Records for the task>
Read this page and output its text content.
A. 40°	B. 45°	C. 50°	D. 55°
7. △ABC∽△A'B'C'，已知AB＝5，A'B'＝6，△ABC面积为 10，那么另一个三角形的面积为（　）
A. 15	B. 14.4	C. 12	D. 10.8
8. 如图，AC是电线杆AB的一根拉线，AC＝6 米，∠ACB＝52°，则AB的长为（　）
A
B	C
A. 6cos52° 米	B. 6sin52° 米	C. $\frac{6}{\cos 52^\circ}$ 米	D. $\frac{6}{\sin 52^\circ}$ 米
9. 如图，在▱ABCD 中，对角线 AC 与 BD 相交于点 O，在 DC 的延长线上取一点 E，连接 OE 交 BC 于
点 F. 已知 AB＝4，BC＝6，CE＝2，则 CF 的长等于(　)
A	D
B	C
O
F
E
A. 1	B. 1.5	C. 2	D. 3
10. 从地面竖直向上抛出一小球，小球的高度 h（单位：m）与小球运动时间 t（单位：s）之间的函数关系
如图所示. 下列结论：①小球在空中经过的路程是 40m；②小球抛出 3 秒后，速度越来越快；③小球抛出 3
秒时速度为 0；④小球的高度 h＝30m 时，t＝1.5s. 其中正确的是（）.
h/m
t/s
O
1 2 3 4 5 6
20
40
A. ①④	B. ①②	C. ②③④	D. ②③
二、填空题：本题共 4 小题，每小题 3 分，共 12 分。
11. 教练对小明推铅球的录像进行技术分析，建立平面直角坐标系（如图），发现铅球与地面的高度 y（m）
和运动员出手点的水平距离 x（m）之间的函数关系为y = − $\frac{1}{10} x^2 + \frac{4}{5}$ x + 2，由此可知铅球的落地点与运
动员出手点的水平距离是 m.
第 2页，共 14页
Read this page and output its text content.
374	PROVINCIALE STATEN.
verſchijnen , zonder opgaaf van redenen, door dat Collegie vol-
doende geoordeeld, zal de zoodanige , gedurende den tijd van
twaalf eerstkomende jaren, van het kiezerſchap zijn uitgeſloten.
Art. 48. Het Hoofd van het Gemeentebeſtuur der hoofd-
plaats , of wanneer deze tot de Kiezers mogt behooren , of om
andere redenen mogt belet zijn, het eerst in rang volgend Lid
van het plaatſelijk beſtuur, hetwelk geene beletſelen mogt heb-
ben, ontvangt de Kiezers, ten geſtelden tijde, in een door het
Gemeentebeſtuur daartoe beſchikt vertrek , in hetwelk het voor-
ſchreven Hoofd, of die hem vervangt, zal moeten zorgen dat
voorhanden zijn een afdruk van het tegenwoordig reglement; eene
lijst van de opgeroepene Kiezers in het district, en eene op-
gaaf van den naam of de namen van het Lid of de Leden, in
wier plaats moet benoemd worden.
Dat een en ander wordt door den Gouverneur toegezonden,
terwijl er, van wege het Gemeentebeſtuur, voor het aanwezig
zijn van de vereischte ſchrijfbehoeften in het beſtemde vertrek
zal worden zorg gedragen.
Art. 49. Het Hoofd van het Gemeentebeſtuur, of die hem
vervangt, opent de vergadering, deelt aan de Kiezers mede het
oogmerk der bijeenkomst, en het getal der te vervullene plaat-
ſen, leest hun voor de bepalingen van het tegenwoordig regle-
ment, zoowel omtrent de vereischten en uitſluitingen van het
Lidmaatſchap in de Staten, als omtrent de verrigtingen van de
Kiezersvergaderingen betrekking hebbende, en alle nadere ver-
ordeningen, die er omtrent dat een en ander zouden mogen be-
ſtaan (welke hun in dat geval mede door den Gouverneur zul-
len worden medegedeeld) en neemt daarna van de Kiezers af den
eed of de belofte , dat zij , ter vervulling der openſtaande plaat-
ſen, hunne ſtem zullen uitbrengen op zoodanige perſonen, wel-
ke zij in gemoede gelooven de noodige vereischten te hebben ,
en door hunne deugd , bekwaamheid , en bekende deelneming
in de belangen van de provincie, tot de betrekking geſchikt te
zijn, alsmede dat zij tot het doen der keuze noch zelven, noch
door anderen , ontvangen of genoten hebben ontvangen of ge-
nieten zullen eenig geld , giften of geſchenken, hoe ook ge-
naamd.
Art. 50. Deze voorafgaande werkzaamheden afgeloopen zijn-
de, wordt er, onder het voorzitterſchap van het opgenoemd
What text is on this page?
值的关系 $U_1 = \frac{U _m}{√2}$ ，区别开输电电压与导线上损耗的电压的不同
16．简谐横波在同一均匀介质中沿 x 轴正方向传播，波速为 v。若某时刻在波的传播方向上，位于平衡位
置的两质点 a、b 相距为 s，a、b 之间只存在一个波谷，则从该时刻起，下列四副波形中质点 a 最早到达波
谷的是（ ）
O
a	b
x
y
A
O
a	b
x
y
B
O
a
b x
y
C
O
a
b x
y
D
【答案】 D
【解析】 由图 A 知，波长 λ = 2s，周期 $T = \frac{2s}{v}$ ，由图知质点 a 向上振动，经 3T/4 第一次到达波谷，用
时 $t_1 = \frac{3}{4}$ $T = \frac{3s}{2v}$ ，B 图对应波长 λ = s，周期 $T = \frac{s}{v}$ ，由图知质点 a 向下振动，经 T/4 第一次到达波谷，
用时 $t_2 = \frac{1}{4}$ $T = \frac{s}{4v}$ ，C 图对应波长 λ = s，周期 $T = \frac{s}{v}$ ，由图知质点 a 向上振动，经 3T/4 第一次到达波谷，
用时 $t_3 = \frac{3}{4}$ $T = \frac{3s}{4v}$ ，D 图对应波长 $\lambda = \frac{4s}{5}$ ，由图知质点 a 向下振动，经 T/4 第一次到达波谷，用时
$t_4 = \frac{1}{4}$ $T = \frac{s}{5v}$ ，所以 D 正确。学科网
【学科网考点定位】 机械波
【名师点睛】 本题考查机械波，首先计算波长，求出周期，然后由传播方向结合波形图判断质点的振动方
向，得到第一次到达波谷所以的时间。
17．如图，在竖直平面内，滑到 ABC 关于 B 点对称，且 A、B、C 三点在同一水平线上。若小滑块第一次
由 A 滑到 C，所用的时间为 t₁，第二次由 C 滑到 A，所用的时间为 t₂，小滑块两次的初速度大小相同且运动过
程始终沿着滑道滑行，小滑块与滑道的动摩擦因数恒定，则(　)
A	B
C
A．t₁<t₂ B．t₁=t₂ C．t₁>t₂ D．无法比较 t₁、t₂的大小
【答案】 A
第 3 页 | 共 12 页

Task prompt>
State how many lines of the listing include "vertrek", and nothing more.

Response below>
2